**Dataset records:**
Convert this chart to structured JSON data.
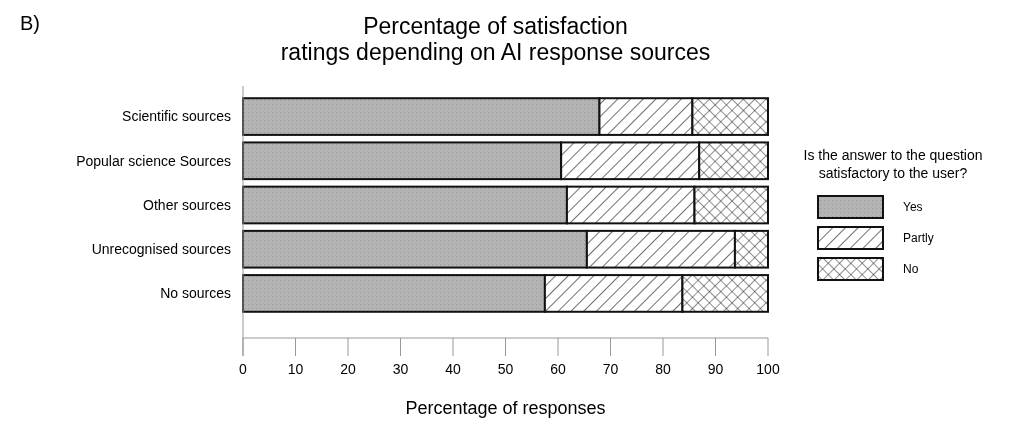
{
  "chart_data": {
    "type": "bar",
    "orientation": "horizontal",
    "stacked": true,
    "title": "Percentage of satisfaction\nratings depending on AI response sources",
    "xlabel": "Percentage of responses",
    "legend_title": "Is the answer to the question\nsatisfactory to the user?",
    "legend": "right",
    "annotations": [
      "B)"
    ],
    "categories": [
      "Scientific sources",
      "Popular science Sources",
      "Other sources",
      "Unrecognised sources",
      "No sources"
    ],
    "series": [
      {
        "name": "Yes",
        "color": "#b3b3b3",
        "values": [
          67.9,
          60.6,
          61.7,
          65.5,
          57.5
        ]
      },
      {
        "name": "Partly",
        "color": "#ffffff",
        "values": [
          17.7,
          26.3,
          24.3,
          28.2,
          26.2
        ]
      },
      {
        "name": "No",
        "color": "#ffffff",
        "values": [
          14.4,
          13.1,
          14.0,
          6.3,
          16.3
        ]
      }
    ],
    "xlim": [
      0,
      100
    ],
    "xticks": [
      0,
      10,
      20,
      30,
      40,
      50,
      60,
      70,
      80,
      90,
      100
    ],
    "grid": false
  }
}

**Given instruction:** Write out each entry exactly as given, but skip the pictures.

**The response:**
Convert this chart to structured JSON data.
{
  "chart_data": {
    "type": "bar",
    "orientation": "horizontal",
    "stacked": true,
    "title": "Percentage of satisfaction\nratings depending on AI response sources",
    "xlabel": "Percentage of responses",
    "legend_title": "Is the answer to the question\nsatisfactory to the user?",
    "legend": "right",
    "annotations": [
      "B)"
    ],
    "categories": [
      "Scientific sources",
      "Popular science Sources",
      "Other sources",
      "Unrecognised sources",
      "No sources"
    ],
    "series": [
      {
        "name": "Yes",
        "color": "#b3b3b3",
        "values": [
          67.9,
          60.6,
          61.7,
          65.5,
          57.5
        ]
      },
      {
        "name": "Partly",
        "color": "#ffffff",
        "values": [
          17.7,
          26.3,
          24.3,
          28.2,
          26.2
        ]
      },
      {
        "name": "No",
        "color": "#ffffff",
        "values": [
          14.4,
          13.1,
          14.0,
          6.3,
          16.3
        ]
      }
    ],
    "xlim": [
      0,
      100
    ],
    "xticks": [
      0,
      10,
      20,
      30,
      40,
      50,
      60,
      70,
      80,
      90,
      100
    ],
    "grid": false
  }
}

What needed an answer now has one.